> [Исходный текст]
● ● ● ●

В.П. БУЛДАКОВ. QUO VADIS? КРИЗИСЫ В РОССИИ: ПУТИ ПЕРЕОСМЫСЛЕНИЯ. - М. : РОССПЭН, 2007. - 204 с.
Более двух десятилетий российские социальные науки, история в первую очередь, переживают период мучительного нащупывания методологических инструментов и рамок, с помощью которых можно было бы адекватно интерпретировать феномен России - страны, как стало модным считать, с «непредсказуемым прошлым», а следовательно, и с непостижимым будущим. Многое мешает: и инфантильная зависимость от тех марксистских догм, которые не выдержали испытания временем, и твердолобая приверженность далеким от марксизма истпартовским мифам, и порожденная импульсом ревизии идеализация досоветского прошлого, и неспособность критически оценить немарксистские социологические теории (кто-то просто зазубривает их), и неустойчивость российской социальной жизни, не настолько голодной, чтобы порождать истины в аскезе мансард, но и не настолько сытой, чтобы обрести независимость от меняющейся конъюнктуры.
Но в мозаике работ, отражающей полярно противоположные и промежуточные, а в целом привычные состояния ума, появляются и исследования, предлагающие нестандартные подходы к изучению российской истории. Приверженцем одного из таких подходов уже давно является Владимир Прохорович Булдаков, автор широко известной книги «Красная смута» (1997)1, в которой впервые излагался взгляд на революции и переломные моменты исторического пути России с антропологических позиций. Конечно, еще древние греки внушали людям, что человек - мера всех вещей, однако попытки доказать эту истину методами социальных и гуманитарных наук начались по существу лишь с Фернана Броделя и «Школы анналов». Серией статей и рецензирумой книгой В.П. Булдаков продолжает шлифовать и развивает свое понимание России через призму исторической антропологии. Всякий прогресс, пишет он, антропоцентричен; но мало того, в России власть является «производной от народных представле-
1 Красная смута: Природа и последствия революционного насилия. - М.: РОССПЭН, 1997. - 376 с. (2-е изд. - М., 2010).
ний о ней... людская масса по-своему формирует власть... совершенно особым, социологически трудноуловимым способом» (с. 22-23). В этих строках, собственно, и выражено методологическое кредо автора, бросающее вызов привычным представлениям о царской власти как о самодовлеющем Левиафане, формирующем русскую историю - страну, народ и государство. К пониманию современных реалий данное кредо имеет прямое отношение: не думайте, адресуется автор к постсоветским интеллектуалам, что дела идут не так, как хотелось бы, только потому, что бездарные чиновники не подпускают вас к процессу принятия решений; власть изоморфна народу, а против народа (био- и социальной массы, сросшейся с землей/территорией и воплощающей традиционную культуру) просвещенная элита бессильна. Когда в начале ХХ в. произошел «спонтанный вброс примордиалистских представлений в псевдоклассовую среду» (с. 98), самодержавие не смогло воспрепятствовать этому.

● ● ● ●

> [Задания]
a - Перечислите все препятствия, которые, по словам рецензии, мешают российским социальным наукам найти инструменты для адекватной интерпретации феномена России.
b - Согласуются ли с рецензией следующие утверждения? Для каждого ответьте «да» или «нет» и приведите решающие слова рецензии дословно: (i) книга «Красная смута» вышла в 1997 году; (ii) попытки доказать методами социальных и гуманитарных наук, что человек — мера всех вещей, начались еще в Древней Греции; (iii) в начале ХХ в. самодержавие сумело воспрепятствовать вбросу примордиалистских представлений в псевдоклассовую среду.
c - Выведите без изменений фрагмент рецензии между словами «Более двух десятилетий» и «от меняющейся конъюнктуры.» включительно.
Записи, приведенные далее, с рецензией никак не связаны.

> [Представленные записи]
● ● ● ●

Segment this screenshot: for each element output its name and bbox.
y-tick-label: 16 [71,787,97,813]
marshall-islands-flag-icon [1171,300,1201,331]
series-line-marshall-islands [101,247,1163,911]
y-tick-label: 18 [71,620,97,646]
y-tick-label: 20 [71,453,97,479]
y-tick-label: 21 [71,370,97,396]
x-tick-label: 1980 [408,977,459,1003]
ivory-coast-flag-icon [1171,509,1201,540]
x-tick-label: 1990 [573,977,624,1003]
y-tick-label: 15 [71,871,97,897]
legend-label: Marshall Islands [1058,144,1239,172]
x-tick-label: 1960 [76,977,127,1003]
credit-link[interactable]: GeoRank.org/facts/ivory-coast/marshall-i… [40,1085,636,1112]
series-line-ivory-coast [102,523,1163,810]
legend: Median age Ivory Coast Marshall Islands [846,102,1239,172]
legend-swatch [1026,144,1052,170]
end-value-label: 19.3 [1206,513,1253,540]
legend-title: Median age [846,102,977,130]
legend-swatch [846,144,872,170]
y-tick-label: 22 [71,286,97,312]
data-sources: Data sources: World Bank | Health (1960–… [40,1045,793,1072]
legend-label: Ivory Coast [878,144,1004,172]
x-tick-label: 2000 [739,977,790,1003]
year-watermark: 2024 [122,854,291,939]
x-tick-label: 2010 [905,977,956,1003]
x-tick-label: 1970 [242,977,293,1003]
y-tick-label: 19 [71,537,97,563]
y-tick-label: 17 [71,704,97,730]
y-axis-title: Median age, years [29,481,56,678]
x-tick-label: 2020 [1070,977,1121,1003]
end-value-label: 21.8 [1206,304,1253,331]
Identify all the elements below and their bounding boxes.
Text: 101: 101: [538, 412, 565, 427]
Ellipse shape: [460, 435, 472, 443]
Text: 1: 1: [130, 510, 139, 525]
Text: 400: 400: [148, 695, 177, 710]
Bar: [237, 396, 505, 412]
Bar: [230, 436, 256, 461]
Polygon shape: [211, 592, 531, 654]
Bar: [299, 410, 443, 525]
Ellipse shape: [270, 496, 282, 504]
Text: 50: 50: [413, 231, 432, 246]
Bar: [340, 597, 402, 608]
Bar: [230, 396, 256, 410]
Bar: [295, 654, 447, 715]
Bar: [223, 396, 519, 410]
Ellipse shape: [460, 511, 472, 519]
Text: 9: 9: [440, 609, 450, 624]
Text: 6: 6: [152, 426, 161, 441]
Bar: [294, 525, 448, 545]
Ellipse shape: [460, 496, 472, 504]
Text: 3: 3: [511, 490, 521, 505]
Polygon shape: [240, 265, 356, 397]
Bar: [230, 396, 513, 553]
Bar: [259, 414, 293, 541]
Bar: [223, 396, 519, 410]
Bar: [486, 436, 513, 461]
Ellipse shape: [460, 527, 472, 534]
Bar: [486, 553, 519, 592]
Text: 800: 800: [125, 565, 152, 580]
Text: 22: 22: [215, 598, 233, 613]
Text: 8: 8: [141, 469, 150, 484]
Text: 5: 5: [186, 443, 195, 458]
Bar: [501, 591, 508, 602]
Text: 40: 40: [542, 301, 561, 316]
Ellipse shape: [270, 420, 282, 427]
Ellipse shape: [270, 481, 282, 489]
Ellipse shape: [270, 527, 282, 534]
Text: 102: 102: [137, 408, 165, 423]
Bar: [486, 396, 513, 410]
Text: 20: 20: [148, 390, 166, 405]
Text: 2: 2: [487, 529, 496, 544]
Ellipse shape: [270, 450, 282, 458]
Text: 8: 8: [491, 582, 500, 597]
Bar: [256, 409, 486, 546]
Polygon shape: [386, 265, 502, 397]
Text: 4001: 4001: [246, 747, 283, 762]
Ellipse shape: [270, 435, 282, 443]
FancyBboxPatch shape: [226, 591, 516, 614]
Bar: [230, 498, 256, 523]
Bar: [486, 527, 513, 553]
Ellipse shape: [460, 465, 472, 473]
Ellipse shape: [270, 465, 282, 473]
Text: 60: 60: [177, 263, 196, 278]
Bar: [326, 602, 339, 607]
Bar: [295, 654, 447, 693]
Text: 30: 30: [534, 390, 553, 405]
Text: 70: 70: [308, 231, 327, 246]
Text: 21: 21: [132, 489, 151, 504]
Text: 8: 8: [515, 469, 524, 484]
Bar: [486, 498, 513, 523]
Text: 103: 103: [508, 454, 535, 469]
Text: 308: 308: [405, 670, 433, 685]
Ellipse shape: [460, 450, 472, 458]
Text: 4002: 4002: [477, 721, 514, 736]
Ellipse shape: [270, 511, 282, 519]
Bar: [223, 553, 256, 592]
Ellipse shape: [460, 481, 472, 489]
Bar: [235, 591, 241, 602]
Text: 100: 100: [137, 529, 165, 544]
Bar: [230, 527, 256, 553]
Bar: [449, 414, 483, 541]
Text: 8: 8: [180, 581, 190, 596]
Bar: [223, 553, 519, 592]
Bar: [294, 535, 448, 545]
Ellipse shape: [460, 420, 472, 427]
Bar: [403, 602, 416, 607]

● ● ● ●

> [Ответы к заданиям]
a -
1. Инфантильная зависимость от тех марксистских догм, которые не выдержали испытания временем.
2. Твердолобая приверженность далеким от марксизма истпартовским мифам.
3. Порожденная импульсом ревизии идеализация досоветского прошлого.
4. Неспособность критически оценить немарксистские социологические теории.
5. Неустойчивость российской социальной жизни, не настолько голодной, чтобы порождать истины в аскезе мансард, но и не настолько сытой, чтобы обрести независимость от меняющейся конъюнктуры.

b -
(i) Да: «автор широко известной книги «Красная смута» (1997)».
(ii) Нет: «однако попытки доказать эту истину методами социальных и гуманитарных наук начались по существу лишь с Фернана Броделя и «Школы анналов»».
(iii) Нет: «самодержавие не смогло воспрепятствовать этому».

c -
Более двух десятилетий российские социальные науки, история в первую очередь, переживают период мучительного нащупывания методологических инструментов и рамок, с помощью которых можно было бы адекватно интерпретировать феномен России - страны, как стало модным считать, с «непредсказуемым прошлым», а следовательно, и с непостижимым будущим. Многое мешает: и инфантильная зависимость от тех марксистских догм, которые не выдержали испытания временем, и твердолобая приверженность далеким от марксизма истпартовским мифам, и порожденная импульсом ревизии идеализация досоветского прошлого, и неспособность критически оценить немарксистские социологические теории (кто-то просто зазубривает их), и неустойчивость российской социальной жизни, не настолько голодной, чтобы порождать истины в аскезе мансард, но и не настолько сытой, чтобы обрести независимость от меняющейся конъюнктуры.